Excerpt from a dataset:
* start *

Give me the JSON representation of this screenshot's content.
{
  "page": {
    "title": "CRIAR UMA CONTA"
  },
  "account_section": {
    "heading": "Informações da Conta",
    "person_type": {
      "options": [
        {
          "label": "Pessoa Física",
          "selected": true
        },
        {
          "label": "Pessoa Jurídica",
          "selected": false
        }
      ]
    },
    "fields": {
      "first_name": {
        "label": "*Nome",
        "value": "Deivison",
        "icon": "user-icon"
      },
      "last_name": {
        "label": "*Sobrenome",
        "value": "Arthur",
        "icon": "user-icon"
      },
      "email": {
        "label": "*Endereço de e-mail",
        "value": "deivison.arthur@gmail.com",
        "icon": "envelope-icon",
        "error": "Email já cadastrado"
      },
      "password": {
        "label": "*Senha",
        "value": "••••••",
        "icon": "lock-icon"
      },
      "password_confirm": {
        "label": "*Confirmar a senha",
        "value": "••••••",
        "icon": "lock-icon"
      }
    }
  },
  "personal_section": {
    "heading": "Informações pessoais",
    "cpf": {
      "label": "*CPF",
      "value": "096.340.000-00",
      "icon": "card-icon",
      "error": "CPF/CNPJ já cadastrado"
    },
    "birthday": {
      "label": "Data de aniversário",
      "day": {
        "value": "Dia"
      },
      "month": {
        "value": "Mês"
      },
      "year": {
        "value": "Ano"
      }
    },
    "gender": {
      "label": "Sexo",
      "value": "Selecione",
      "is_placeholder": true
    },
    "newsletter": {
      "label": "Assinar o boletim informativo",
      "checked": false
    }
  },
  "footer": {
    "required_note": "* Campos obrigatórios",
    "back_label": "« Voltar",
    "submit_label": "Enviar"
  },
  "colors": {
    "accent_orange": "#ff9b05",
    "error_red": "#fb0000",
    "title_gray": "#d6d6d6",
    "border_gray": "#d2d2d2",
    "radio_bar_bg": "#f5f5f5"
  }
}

* end *

WORK TO COMPLETE: Show every line where the string "cadastrado" appears.

RESULT OF THIS EXERCISE:
        "error": "Email já cadastrado"
      "error": "CPF/CNPJ já cadastrado"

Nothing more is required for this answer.